Supplied material:
------------------------------------------------
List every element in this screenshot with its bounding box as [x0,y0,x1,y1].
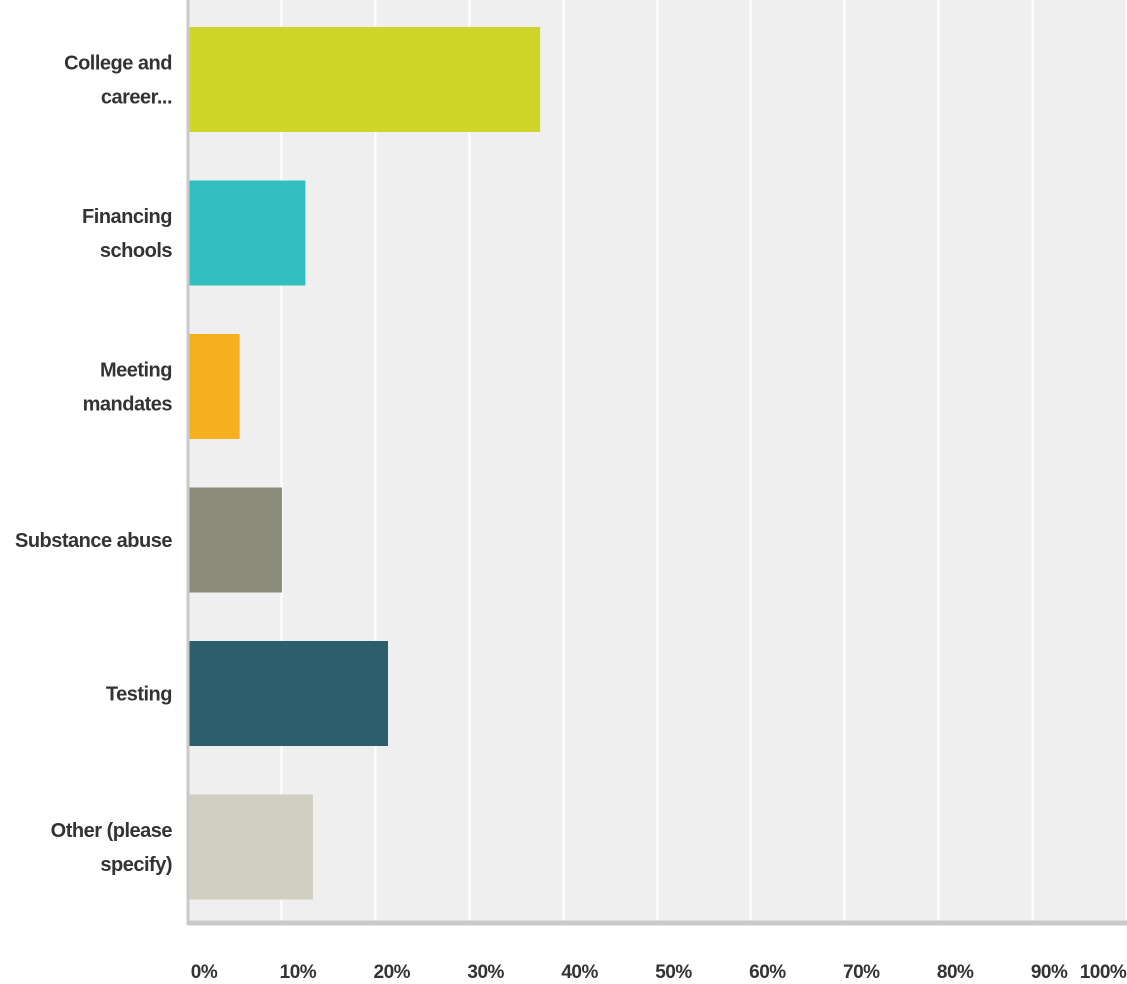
x-tick-label-80: 80% [937,962,974,983]
x-tick-label-30: 30% [467,962,504,983]
bar-4 [188,641,389,746]
bar-1 [188,180,306,286]
x-tick-label-50: 50% [655,962,692,983]
bars [188,27,541,900]
x-tick-label-90: 90% [1031,962,1068,983]
x-tick-label-60: 60% [749,962,786,983]
x-tick-label-40: 40% [561,962,598,983]
category-labels: College and career... Financing schools Meet… [15,53,173,877]
x-tick-label-10: 10% [280,962,317,983]
category-label-5: Other (please specify) [51,820,173,876]
x-tick-label-0: 0% [191,962,218,983]
bar-3 [188,487,282,593]
x-tick-labels: 0% 10% 20% 30% 40% 50% 60% 70% 80% 90% 100% [191,962,1127,983]
category-label-3: Substance abuse [15,530,172,552]
bar-2 [188,334,240,439]
bar-5 [188,794,313,900]
category-label-4: Testing [106,684,172,706]
axes [186,0,1127,926]
x-tick-label-100: 100% [1080,962,1127,983]
category-label-2: Meeting mandates [83,360,173,416]
category-label-0: College and career... [64,53,172,109]
bar-0 [188,27,541,132]
category-label-1: Financing schools [82,206,172,262]
x-tick-label-70: 70% [843,962,880,983]
x-tick-label-20: 20% [374,962,411,983]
------------------------------------------------
Your instructions: Reproduce everything in the records from the line containing "x-tick-label-80: 80% [937,962,974,983]" down to the line containing "category-labels: College and", including both of those lines, without altering anything.

Solved exercise:
x-tick-label-80: 80% [937,962,974,983]
x-tick-label-30: 30% [467,962,504,983]
bar-4 [188,641,389,746]
bar-1 [188,180,306,286]
x-tick-label-50: 50% [655,962,692,983]
bars [188,27,541,900]
x-tick-label-90: 90% [1031,962,1068,983]
x-tick-label-60: 60% [749,962,786,983]
x-tick-label-40: 40% [561,962,598,983]
category-labels: College and career... Financing schools Meet… [15,53,173,877]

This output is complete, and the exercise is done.